:: GIVEN EXERCISE ::
Gather all lines in the records below that include the word "name".

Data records
>>>
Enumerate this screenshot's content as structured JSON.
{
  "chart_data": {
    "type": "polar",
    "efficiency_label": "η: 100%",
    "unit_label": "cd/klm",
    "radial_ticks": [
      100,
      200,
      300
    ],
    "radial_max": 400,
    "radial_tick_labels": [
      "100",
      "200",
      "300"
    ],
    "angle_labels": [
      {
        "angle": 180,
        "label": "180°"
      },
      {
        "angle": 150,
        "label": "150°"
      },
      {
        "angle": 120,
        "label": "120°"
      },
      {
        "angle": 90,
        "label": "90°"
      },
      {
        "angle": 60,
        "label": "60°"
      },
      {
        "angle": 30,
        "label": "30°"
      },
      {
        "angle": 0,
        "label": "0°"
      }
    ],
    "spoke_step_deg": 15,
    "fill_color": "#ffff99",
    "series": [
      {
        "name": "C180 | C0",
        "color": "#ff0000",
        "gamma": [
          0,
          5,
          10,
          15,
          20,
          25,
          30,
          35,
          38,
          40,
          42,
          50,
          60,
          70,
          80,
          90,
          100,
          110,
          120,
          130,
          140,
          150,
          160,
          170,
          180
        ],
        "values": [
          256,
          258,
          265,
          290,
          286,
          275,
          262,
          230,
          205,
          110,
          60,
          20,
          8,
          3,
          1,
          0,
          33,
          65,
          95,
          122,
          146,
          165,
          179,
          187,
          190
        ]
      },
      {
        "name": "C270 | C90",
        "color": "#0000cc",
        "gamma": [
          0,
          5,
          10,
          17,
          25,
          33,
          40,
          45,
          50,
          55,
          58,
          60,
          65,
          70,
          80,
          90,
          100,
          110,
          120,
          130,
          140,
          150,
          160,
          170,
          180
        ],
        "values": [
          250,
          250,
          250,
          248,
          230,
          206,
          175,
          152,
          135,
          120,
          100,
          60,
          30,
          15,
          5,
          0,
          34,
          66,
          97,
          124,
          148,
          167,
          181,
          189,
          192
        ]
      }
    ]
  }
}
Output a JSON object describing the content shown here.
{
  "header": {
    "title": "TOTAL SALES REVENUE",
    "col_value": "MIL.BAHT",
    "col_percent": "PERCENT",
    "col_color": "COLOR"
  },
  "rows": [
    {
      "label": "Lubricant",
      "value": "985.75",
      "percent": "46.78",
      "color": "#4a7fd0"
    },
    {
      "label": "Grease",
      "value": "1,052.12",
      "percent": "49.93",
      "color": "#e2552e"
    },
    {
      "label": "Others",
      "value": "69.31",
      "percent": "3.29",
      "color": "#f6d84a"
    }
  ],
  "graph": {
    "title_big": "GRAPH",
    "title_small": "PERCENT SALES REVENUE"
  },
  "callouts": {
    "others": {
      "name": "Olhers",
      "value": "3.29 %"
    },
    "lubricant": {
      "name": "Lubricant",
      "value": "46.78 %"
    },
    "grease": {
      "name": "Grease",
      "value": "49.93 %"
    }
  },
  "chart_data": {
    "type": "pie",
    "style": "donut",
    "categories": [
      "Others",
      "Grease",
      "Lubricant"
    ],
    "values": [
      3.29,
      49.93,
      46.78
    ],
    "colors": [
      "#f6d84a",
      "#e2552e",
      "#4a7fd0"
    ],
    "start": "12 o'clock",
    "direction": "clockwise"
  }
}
<<<
:: COMPLETED TASK ::
        "name": "C180 | C0",
        "name": "C270 | C90",
      "name": "Olhers",
      "name": "Lubricant",
      "name": "Grease",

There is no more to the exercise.